Task requirements
1 > In the notebook on metadetection catalogs, rewrite the block beginning "## NOTE ##" as a short list that keeps its main facts.
2 > Pick up the notebook on accessing metadetection catalogs after its last line and continue it.

Text shown
----------------

In [2]:
import fitsio as fio
import numpy as np
import os, sys
import glob
from matplotlib import pyplot as plt
import proplot as pplt
from tqdm import tqdm
import pickle
from des_y6utils import mdet

os.environ["MEDS_DIR"] = "/global/cfs/cdirs/des/y6-shear-catalogs"

# Accessing metadetection catalogs on NERSC. 

In [2]:
# Grab mdet files (these files are divided into patches)
mdet_files = glob.glob('/global/cfs/cdirs/des/y6-shear-catalogs/Y6A2_METADETECT_V4/jackknife_pathces_blinded/patch-*.fits')
# Set which measurement you want to use. 
# For catalogs in Y6A2_METADETECT_V3, use mdet_mom='wmom'
# For catalogs in Y6A2_METADETECT_V4, use mdet_mom='gauss'
# 'wmom' used weighted moments to compute shear, size etc. 'gauss' used gaussian fit. 
mdet_mom = 'gauss' 
    
## NOTE ##
# 1. We will have a new catalog which has a major update on the shear estimator. I will include the path to the latest catalog once it's ready. 
# 2. Catalogs for individual tiles exist in /global/cfs/cdirs/des/y6-shear-catalogs/Y6A2_METADETECT_V4/tiles_blinded. 

### shear weight that is binned by S/N and size ratio (similar to Y3)
we don't use this anymore. See cell 7 for the new weight definition. 

In [None]:
# Preliminary shear weight computed in the bins of S/N and size ratio. Similar to Fig. 4 in Y3 catalog paper.
# If you're using the cut ID = 2, you'd want to use inverse_variance_weight_final_v2.pickle, rather than v1. 
# with open('/global/cscratch1/sd/myamamot/des-y6-analysis/y6_measurement/v2/inverse_variance_weight_final_v2.pickle', 'rb') as handle:
#     wgt_dict = pickle.load(handle)

# # FOR 'WMOM' MEASUREMENT, USE
# snmin = 10
# snmax = 500
# sizemin = 1.2
# sizemax = 2.0
# steps = 20

# FOR 'GAUSS' MEASUREMENT, USE
# snmin = 10
# snmax = 500
# sizemin = 0.5
# sizemax = 3.0
# steps = 20

In [3]:
print(len(mdet_files))
d = fio.read(mdet_files[0])
print(d.dtype)

----------------

Dataset section
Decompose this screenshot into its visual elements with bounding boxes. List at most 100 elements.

----------------

Results of the tasks
1 >
- A new catalog with a major update to the shear estimator is coming, and its path will be added once it is ready.
- Catalogs for individual tiles are stored in /global/cfs/cdirs/des/y6-shear-catalogs/Y6A2_METADETECT_V4/tiles_blinded.

2 >
200
[('uid', '>i8'), ('patch_num', '>i2'), ('tilename', '<U12'), ('slice_id', '>i2'), ('mdet_step', '<U7'), ('ra', '>f8'), ('dec', '>f8'), ('x', '>f4'), ('y', '>f4'), ('mfrac', '>f4'), ('mfrac_img', '>f4'), ('nepoch_g', '>i4'), ('nepoch_r', '>i4'), ('nepoch_i', '>i4'), ('nepoch_z', '>i4'), ('psfrec_g_1', '>f8'), ('psfrec_g_2', '>f8'), ('psfrec_T', '>f4'), ('wmom_s2n', '>f4'), ('wmom_g_1', '>f8'), ('wmom_g_2', '>f8'), ('wmom_g_cov_1_1', '>f4'), ('wmom_g_cov_1_2', '>f4'), ('wmom_g_cov_2_2', '>f4'), ('wmom_T_err', '>f4'), ('wmom_T_ratio', '>f4'), ('wmom_psf_T', '>f4'), ('pgauss_T_err', '>f4'), ('pgauss_T', '>f4'), ('pgauss_psf_T', '>f4'), ('pgauss_band_flux_g', '>f4'), ('pgauss_band_flux_r', '>f4'), ('pgauss_band_flux_i', '>f4'), ('pgauss_band_flux_z', '>f4'), ('pgauss_band_flux_err_g', '>f4'), ('pgauss_band_flux_err_r', '>f4'), ('pgauss_band_flux_err_i', '>f4'), ('pgauss_band_flux_err_z', '>f4')]


# Computing weighted shear response over all the catalogs. 
### Note that for metadetection we do not have per-object shear response. 

In [4]:
def _accum_shear_per_tile(res, mdet_step, g1, g2, weight):

    """
    Returns the dictionary of the accumulated shear (sum of individual shear).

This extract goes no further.